TEXT PASSAGE =>
▼

From education to employment

Crowbarring the ‘A’ into STEM – We are all Creative

Neil Sambrook and Melissa Tisdale

The development of technological skills has been an agenda item on almost every governmental paper since the formation of the City and Guilds in 1882. Global competitiveness and the industrial revolution drove the demand to expand technical education in Britain in the 1800s, yet we’ve often been on the backfoot trying to develop the next generation of skilled technical operatives against industrial giants like Germany and Japan. The result has been a rhythm of reform: the UK lacks skills. Industry complains. The state intervenes. Qualifications reform. The UK lacks skills….and back round we go again.

▲

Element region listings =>
▼

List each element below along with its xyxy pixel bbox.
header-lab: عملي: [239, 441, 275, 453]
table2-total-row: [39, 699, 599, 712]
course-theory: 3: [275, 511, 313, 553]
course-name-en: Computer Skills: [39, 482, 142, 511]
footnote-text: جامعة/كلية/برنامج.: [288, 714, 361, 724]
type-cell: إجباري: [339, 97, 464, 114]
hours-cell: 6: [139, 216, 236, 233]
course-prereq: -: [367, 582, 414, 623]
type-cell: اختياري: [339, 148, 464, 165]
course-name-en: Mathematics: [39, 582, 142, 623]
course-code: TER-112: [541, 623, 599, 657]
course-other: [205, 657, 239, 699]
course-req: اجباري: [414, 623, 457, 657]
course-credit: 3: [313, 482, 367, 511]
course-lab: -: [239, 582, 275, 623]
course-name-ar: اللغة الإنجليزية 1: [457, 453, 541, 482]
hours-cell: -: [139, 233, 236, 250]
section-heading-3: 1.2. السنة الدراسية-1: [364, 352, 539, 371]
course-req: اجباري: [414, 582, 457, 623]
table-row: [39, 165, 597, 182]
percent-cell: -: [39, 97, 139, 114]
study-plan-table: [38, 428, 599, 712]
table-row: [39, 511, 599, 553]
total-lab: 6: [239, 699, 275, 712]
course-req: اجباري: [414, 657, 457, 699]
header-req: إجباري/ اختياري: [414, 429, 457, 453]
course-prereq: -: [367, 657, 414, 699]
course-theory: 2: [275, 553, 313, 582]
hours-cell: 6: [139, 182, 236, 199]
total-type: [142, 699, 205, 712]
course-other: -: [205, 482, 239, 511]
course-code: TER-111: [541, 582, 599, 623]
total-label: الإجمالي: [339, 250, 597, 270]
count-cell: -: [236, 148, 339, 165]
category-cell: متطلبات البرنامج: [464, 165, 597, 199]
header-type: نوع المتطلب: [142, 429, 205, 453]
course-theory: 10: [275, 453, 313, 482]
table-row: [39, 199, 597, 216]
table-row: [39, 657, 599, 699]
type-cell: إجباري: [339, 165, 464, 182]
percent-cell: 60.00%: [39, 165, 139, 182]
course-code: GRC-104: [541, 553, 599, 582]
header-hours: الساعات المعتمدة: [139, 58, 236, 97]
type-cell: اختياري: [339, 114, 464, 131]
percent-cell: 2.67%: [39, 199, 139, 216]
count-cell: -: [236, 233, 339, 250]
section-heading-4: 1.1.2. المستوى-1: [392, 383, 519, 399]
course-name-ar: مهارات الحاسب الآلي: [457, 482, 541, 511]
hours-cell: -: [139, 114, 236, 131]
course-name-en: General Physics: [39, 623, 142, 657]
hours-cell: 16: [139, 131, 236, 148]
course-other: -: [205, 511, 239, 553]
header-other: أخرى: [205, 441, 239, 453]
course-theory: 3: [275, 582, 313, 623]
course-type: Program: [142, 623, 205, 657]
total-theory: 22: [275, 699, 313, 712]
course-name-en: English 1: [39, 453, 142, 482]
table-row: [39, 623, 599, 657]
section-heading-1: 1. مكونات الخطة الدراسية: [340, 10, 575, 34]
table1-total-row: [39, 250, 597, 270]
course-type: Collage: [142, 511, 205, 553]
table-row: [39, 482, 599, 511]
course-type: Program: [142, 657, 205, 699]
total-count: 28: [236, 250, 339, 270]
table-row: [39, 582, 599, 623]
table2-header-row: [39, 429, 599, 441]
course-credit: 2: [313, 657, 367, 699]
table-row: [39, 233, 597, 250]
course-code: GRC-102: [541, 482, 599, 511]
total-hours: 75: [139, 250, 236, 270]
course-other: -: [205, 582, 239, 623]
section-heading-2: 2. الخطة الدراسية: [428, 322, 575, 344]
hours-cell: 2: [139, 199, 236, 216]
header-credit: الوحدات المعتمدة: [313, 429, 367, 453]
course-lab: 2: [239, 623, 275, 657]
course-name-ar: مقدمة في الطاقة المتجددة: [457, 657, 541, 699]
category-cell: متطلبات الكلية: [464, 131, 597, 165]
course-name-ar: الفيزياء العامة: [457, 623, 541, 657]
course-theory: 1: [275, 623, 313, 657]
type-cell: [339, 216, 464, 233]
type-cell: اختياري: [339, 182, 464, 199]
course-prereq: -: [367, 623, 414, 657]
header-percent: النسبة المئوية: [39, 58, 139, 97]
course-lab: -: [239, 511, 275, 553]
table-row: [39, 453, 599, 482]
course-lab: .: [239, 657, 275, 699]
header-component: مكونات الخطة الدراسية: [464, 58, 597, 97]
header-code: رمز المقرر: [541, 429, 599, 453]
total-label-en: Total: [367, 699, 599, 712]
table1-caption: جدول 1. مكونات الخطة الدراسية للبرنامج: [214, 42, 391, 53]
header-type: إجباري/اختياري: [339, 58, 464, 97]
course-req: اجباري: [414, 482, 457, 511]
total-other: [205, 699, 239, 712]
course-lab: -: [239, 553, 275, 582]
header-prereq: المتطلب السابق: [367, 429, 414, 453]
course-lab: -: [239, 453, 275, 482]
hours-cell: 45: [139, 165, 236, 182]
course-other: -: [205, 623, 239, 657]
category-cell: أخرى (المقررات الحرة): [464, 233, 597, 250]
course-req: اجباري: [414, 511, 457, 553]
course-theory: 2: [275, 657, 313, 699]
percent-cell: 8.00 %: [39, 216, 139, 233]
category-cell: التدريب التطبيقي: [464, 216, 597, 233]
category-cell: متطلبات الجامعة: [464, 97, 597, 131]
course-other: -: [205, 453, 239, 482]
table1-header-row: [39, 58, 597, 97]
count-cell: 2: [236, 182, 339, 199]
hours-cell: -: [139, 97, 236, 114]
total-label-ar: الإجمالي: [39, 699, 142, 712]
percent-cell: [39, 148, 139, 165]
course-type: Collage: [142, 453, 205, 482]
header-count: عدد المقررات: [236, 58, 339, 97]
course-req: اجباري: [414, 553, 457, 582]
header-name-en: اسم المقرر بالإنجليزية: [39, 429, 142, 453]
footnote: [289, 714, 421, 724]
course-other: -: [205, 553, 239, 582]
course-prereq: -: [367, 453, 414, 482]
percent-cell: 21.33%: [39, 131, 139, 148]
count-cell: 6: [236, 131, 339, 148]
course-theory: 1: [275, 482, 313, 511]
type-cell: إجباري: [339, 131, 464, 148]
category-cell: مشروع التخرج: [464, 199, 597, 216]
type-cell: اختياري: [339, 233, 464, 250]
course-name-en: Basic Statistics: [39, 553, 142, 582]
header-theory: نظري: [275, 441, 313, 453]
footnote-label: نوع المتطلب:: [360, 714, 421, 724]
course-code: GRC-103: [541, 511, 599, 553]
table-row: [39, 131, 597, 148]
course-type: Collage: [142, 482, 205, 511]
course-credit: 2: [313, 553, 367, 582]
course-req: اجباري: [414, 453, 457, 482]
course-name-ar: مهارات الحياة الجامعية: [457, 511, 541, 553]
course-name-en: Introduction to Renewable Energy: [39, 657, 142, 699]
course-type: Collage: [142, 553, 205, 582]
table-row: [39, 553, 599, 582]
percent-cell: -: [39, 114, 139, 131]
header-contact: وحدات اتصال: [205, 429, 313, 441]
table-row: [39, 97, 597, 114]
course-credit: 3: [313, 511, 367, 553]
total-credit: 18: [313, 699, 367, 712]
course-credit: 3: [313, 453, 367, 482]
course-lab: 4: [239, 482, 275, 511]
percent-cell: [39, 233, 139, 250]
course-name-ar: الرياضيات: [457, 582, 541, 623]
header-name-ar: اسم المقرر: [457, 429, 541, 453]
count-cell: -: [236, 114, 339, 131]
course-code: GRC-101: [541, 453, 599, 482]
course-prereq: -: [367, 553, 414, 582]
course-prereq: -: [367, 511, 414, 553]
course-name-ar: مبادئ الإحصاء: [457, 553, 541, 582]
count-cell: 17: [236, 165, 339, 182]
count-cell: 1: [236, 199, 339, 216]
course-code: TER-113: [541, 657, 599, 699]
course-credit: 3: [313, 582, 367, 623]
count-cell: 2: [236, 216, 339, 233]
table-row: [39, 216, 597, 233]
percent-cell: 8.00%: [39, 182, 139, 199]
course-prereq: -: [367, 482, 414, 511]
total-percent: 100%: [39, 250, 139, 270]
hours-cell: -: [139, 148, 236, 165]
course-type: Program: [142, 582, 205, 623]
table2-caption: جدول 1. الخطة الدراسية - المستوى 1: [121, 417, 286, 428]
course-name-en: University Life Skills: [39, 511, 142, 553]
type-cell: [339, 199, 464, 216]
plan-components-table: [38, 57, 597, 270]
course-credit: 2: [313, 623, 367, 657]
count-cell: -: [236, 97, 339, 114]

▲

YOUR TASKS =>
1. Revise the stretch of the article on technical education from "Neil Sambrook and" through "we go again.", putting "the United States" in place of "Germany".
2. According to the article on technical education, in what year was the City and Guilds formed?
The records come from a separate source and have no connection to the article on technical education.

WORKED SOLUTIONS =>
1.
Neil Sambrook and Melissa Tisdale

The development of technological skills has been an agenda item on almost every governmental paper since the formation of the City and Guilds in 1882. Global competitiveness and the industrial revolution drove the demand to expand technical education in Britain in the 1800s, yet we’ve often been on the backfoot trying to develop the next generation of skilled technical operatives against industrial giants like the United States and Japan. The result has been a rhythm of reform: the UK lacks skills. Industry complains. The state intervenes. Qualifications reform. The UK lacks skills….and back round we go again.

2. 1882